▶ _What the task requires_
Retype each line of the material exactly, please, skipping any picture in it.

Records from a collection of figures

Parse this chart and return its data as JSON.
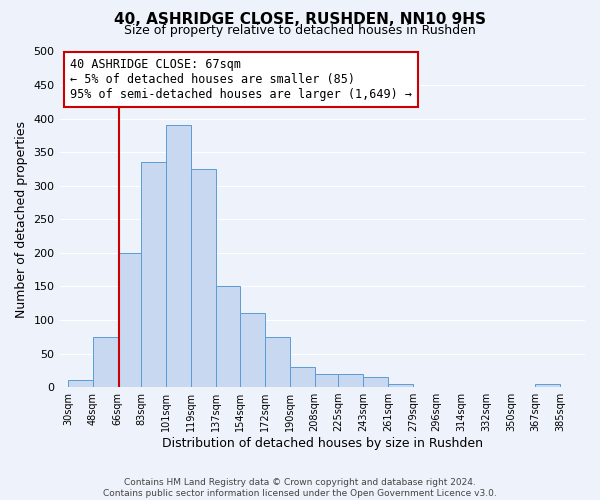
{
  "title": "40, ASHRIDGE CLOSE, RUSHDEN, NN10 9HS",
  "subtitle": "Size of property relative to detached houses in Rushden",
  "xlabel": "Distribution of detached houses by size in Rushden",
  "ylabel": "Number of detached properties",
  "bar_left_edges": [
    30,
    48,
    66,
    83,
    101,
    119,
    137,
    154,
    172,
    190,
    208,
    225,
    243,
    261,
    279,
    296,
    314,
    332,
    350,
    367
  ],
  "bar_widths": [
    18,
    18,
    17,
    18,
    18,
    18,
    17,
    18,
    18,
    18,
    17,
    18,
    18,
    18,
    17,
    18,
    18,
    18,
    17,
    18
  ],
  "bar_heights": [
    10,
    75,
    200,
    335,
    390,
    325,
    150,
    110,
    75,
    30,
    20,
    20,
    15,
    5,
    0,
    0,
    0,
    0,
    0,
    5
  ],
  "bar_color": "#c8d8f0",
  "bar_edge_color": "#5b9bd5",
  "tick_labels": [
    "30sqm",
    "48sqm",
    "66sqm",
    "83sqm",
    "101sqm",
    "119sqm",
    "137sqm",
    "154sqm",
    "172sqm",
    "190sqm",
    "208sqm",
    "225sqm",
    "243sqm",
    "261sqm",
    "279sqm",
    "296sqm",
    "314sqm",
    "332sqm",
    "350sqm",
    "367sqm",
    "385sqm"
  ],
  "tick_positions": [
    30,
    48,
    66,
    83,
    101,
    119,
    137,
    154,
    172,
    190,
    208,
    225,
    243,
    261,
    279,
    296,
    314,
    332,
    350,
    367,
    385
  ],
  "ylim": [
    0,
    500
  ],
  "yticks": [
    0,
    50,
    100,
    150,
    200,
    250,
    300,
    350,
    400,
    450,
    500
  ],
  "vline_x": 67,
  "vline_color": "#cc0000",
  "annotation_title": "40 ASHRIDGE CLOSE: 67sqm",
  "annotation_line1": "← 5% of detached houses are smaller (85)",
  "annotation_line2": "95% of semi-detached houses are larger (1,649) →",
  "footer1": "Contains HM Land Registry data © Crown copyright and database right 2024.",
  "footer2": "Contains public sector information licensed under the Open Government Licence v3.0.",
  "background_color": "#eef2fa",
  "grid_color": "#ffffff"
}
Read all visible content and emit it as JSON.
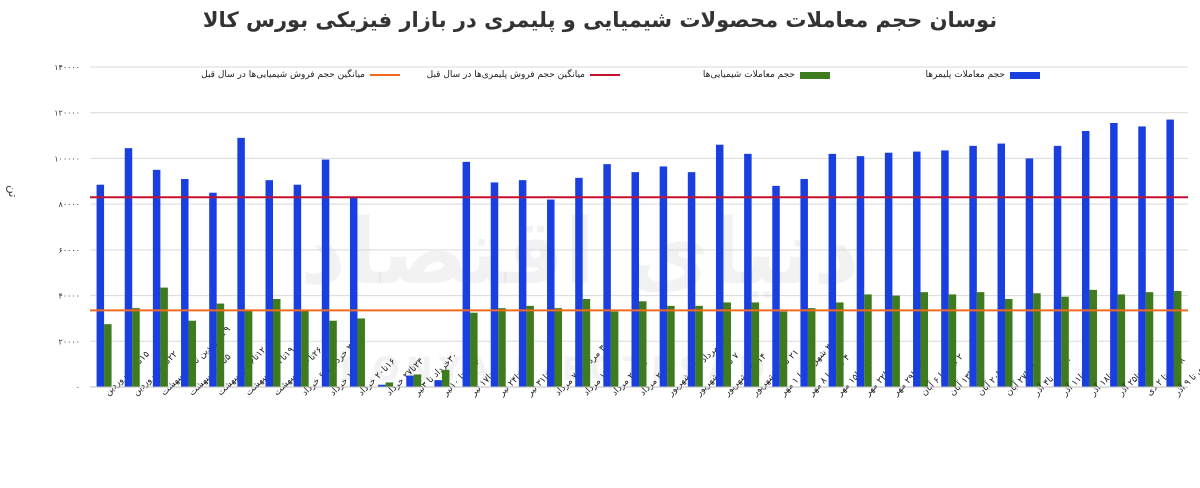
{
  "chart_data": {
    "type": "bar",
    "title": "نوسان حجم معاملات محصولات شیمیایی و پلیمری در بازار فیزیکی بورس کالا",
    "ylabel": "تن",
    "ylim": [
      0,
      140000
    ],
    "yticks": [
      "۱۴۰۰۰۰",
      "۱۲۰۰۰۰",
      "۱۰۰۰۰۰",
      "۸۰۰۰۰",
      "۶۰۰۰۰",
      "۴۰۰۰۰",
      "۲۰۰۰۰",
      "۰"
    ],
    "ytick_values": [
      140000,
      120000,
      100000,
      80000,
      60000,
      40000,
      20000,
      0
    ],
    "grid": true,
    "legend_position": "top",
    "categories": [
      "۱۵تا۱۹ فروردین",
      "۲۲تا۲۶ فروردین",
      "۲۹فروردین تا۳ اردیبهشت",
      "۵تا۹ اردیبهشت",
      "۱۲تا۱۶ اردیبهشت",
      "۱۹تا۲۳ اردیبهشت",
      "۲۶تا۳۰ اردیبهشت",
      "۲ خرداد تا ۶ خرداد",
      "۹تا۱۳ خرداد",
      "۱۶تا۲۰ خرداد",
      "۲۳تا۲۷ خرداد",
      "۳۰خرداد تا ۳تیر",
      "۶ تیر تا ۱۰تیر",
      "۱۳تا۱۷ تیر",
      "۲۰تا۲۴ تیر",
      "۲۷تا۳۱ تیر",
      "۳ مرداد تا ۷ مرداد",
      "۱۰تا۱۴ مرداد",
      "۱۷تا۲۱ مرداد",
      "۲۴تا۲۸ مرداد",
      "۳۱ مرداد تا ۴ شهریور",
      "۷ تا ۱۱ شهریور",
      "۱۴تا۱۸ شهریور",
      "۲۱ تا ۲۵ شهریور",
      "۲۸ شهریور تا ۱ مهر",
      "۴ مهر تا ۸ مهر",
      "۱۱تا۱۵ مهر",
      "۱۸تا۲۲ مهر",
      "۲۵تا۲۹ مهر",
      "۲ آبان تا ۶ آبان",
      "۹تا۱۳ آبان",
      "۱۶تا۲۰ آبان",
      "۲۳تا۲۷ آبان",
      "۳۰آبان تا۴ آذر",
      "۷تا۱۱ آذر",
      "۱۴تا۱۸ آذر",
      "۲۱تا۲۵ آذر",
      "۲۸آذر تا ۲ دی",
      "۵ دی تا ۹ آذر"
    ],
    "series": [
      {
        "name": "حجم معاملات پلیمرها",
        "color": "#1a3fe0",
        "values": [
          88500,
          104500,
          95000,
          91000,
          85000,
          109000,
          90500,
          88500,
          99500,
          83000,
          1000,
          5000,
          3000,
          98500,
          89500,
          90500,
          82000,
          91500,
          97500,
          94000,
          96500,
          94000,
          106000,
          102000,
          88000,
          91000,
          102000,
          101000,
          102500,
          103000,
          103500,
          105500,
          106500,
          100000,
          105500,
          112000,
          115500,
          114000,
          117000
        ]
      },
      {
        "name": "حجم معاملات شیمیایی‌ها",
        "color": "#3e7a1e",
        "values": [
          27500,
          34500,
          43500,
          29000,
          36500,
          33500,
          38500,
          33500,
          29000,
          30000,
          2000,
          5500,
          7500,
          32500,
          34500,
          35500,
          34500,
          38500,
          33000,
          37500,
          35500,
          35500,
          37000,
          37000,
          33000,
          34500,
          37000,
          40500,
          40000,
          41500,
          40500,
          41500,
          38500,
          41000,
          39500,
          42500,
          40500,
          41500,
          42000
        ]
      }
    ],
    "reference_lines": [
      {
        "name": "میانگین حجم فروش پلیمری‌ها در سال قبل",
        "value": 83000,
        "color": "#c8102e"
      },
      {
        "name": "میانگین حجم فروش شیمیایی‌ها در سال قبل",
        "value": 33500,
        "color": "#f26b1d"
      }
    ]
  }
}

▶ _Written reply_
Parse this chart and return its data as JSON.
{
  "title": "40, ASHRIDGE CLOSE, RUSHDEN, NN10 9HS",
  "subtitle": "Size of property relative to detached houses in Rushden",
  "xlabel": "Distribution of detached houses by size in Rushden",
  "ylabel": "Number of detached properties",
  "bar_left_edges": [
    30,
    48,
    66,
    83,
    101,
    119,
    137,
    154,
    172,
    190,
    208,
    225,
    243,
    261,
    279,
    296,
    314,
    332,
    350,
    367
  ],
  "bar_widths": [
    18,
    18,
    17,
    18,
    18,
    18,
    17,
    18,
    18,
    18,
    17,
    18,
    18,
    18,
    17,
    18,
    18,
    18,
    17,
    18
  ],
  "bar_heights": [
    10,
    75,
    200,
    335,
    390,
    325,
    150,
    110,
    75,
    30,
    20,
    20,
    15,
    5,
    0,
    0,
    0,
    0,
    0,
    5
  ],
  "bar_color": "#c8d8f0",
  "bar_edge_color": "#5b9bd5",
  "tick_labels": [
    "30sqm",
    "48sqm",
    "66sqm",
    "83sqm",
    "101sqm",
    "119sqm",
    "137sqm",
    "154sqm",
    "172sqm",
    "190sqm",
    "208sqm",
    "225sqm",
    "243sqm",
    "261sqm",
    "279sqm",
    "296sqm",
    "314sqm",
    "332sqm",
    "350sqm",
    "367sqm",
    "385sqm"
  ],
  "tick_positions": [
    30,
    48,
    66,
    83,
    101,
    119,
    137,
    154,
    172,
    190,
    208,
    225,
    243,
    261,
    279,
    296,
    314,
    332,
    350,
    367,
    385
  ],
  "ylim": [
    0,
    500
  ],
  "yticks": [
    0,
    50,
    100,
    150,
    200,
    250,
    300,
    350,
    400,
    450,
    500
  ],
  "vline_x": 67,
  "vline_color": "#cc0000",
  "annotation_title": "40 ASHRIDGE CLOSE: 67sqm",
  "annotation_line1": "← 5% of detached houses are smaller (85)",
  "annotation_line2": "95% of semi-detached houses are larger (1,649) →",
  "footer1": "Contains HM Land Registry data © Crown copyright and database right 2024.",
  "footer2": "Contains public sector information licensed under the Open Government Licence v3.0.",
  "background_color": "#eef2fa",
  "grid_color": "#ffffff"
}
Read all visible content and emit it as JSON.
{
  "chart_data": {
    "type": "bar",
    "title": "نوسان حجم معاملات محصولات شیمیایی و پلیمری در بازار فیزیکی بورس کالا",
    "ylabel": "تن",
    "ylim": [
      0,
      140000
    ],
    "yticks": [
      "۱۴۰۰۰۰",
      "۱۲۰۰۰۰",
      "۱۰۰۰۰۰",
      "۸۰۰۰۰",
      "۶۰۰۰۰",
      "۴۰۰۰۰",
      "۲۰۰۰۰",
      "۰"
    ],
    "ytick_values": [
      140000,
      120000,
      100000,
      80000,
      60000,
      40000,
      20000,
      0
    ],
    "grid": true,
    "legend_position": "top",
    "categories": [
      "۱۵تا۱۹ فروردین",
      "۲۲تا۲۶ فروردین",
      "۲۹فروردین تا۳ اردیبهشت",
      "۵تا۹ اردیبهشت",
      "۱۲تا۱۶ اردیبهشت",
      "۱۹تا۲۳ اردیبهشت",
      "۲۶تا۳۰ اردیبهشت",
      "۲ خرداد تا ۶ خرداد",
      "۹تا۱۳ خرداد",
      "۱۶تا۲۰ خرداد",
      "۲۳تا۲۷ خرداد",
      "۳۰خرداد تا ۳تیر",
      "۶ تیر تا ۱۰تیر",
      "۱۳تا۱۷ تیر",
      "۲۰تا۲۴ تیر",
      "۲۷تا۳۱ تیر",
      "۳ مرداد تا ۷ مرداد",
      "۱۰تا۱۴ مرداد",
      "۱۷تا۲۱ مرداد",
      "۲۴تا۲۸ مرداد",
      "۳۱ مرداد تا ۴ شهریور",
      "۷ تا ۱۱ شهریور",
      "۱۴تا۱۸ شهریور",
      "۲۱ تا ۲۵ شهریور",
      "۲۸ شهریور تا ۱ مهر",
      "۴ مهر تا ۸ مهر",
      "۱۱تا۱۵ مهر",
      "۱۸تا۲۲ مهر",
      "۲۵تا۲۹ مهر",
      "۲ آبان تا ۶ آبان",
      "۹تا۱۳ آبان",
      "۱۶تا۲۰ آبان",
      "۲۳تا۲۷ آبان",
      "۳۰آبان تا۴ آذر",
      "۷تا۱۱ آذر",
      "۱۴تا۱۸ آذر",
      "۲۱تا۲۵ آذر",
      "۲۸آذر تا ۲ دی",
      "۵ دی تا ۹ آذر"
    ],
    "series": [
      {
        "name": "حجم معاملات پلیمرها",
        "color": "#1a3fe0",
        "values": [
          88500,
          104500,
          95000,
          91000,
          85000,
          109000,
          90500,
          88500,
          99500,
          83000,
          1000,
          5000,
          3000,
          98500,
          89500,
          90500,
          82000,
          91500,
          97500,
          94000,
          96500,
          94000,
          106000,
          102000,
          88000,
          91000,
          102000,
          101000,
          102500,
          103000,
          103500,
          105500,
          106500,
          100000,
          105500,
          112000,
          115500,
          114000,
          117000
        ]
      },
      {
        "name": "حجم معاملات شیمیایی‌ها",
        "color": "#3e7a1e",
        "values": [
          27500,
          34500,
          43500,
          29000,
          36500,
          33500,
          38500,
          33500,
          29000,
          30000,
          2000,
          5500,
          7500,
          32500,
          34500,
          35500,
          34500,
          38500,
          33000,
          37500,
          35500,
          35500,
          37000,
          37000,
          33000,
          34500,
          37000,
          40500,
          40000,
          41500,
          40500,
          41500,
          38500,
          41000,
          39500,
          42500,
          40500,
          41500,
          42000
        ]
      }
    ],
    "reference_lines": [
      {
        "name": "میانگین حجم فروش پلیمری‌ها در سال قبل",
        "value": 83000,
        "color": "#c8102e"
      },
      {
        "name": "میانگین حجم فروش شیمیایی‌ها در سال قبل",
        "value": 33500,
        "color": "#f26b1d"
      }
    ]
  }
}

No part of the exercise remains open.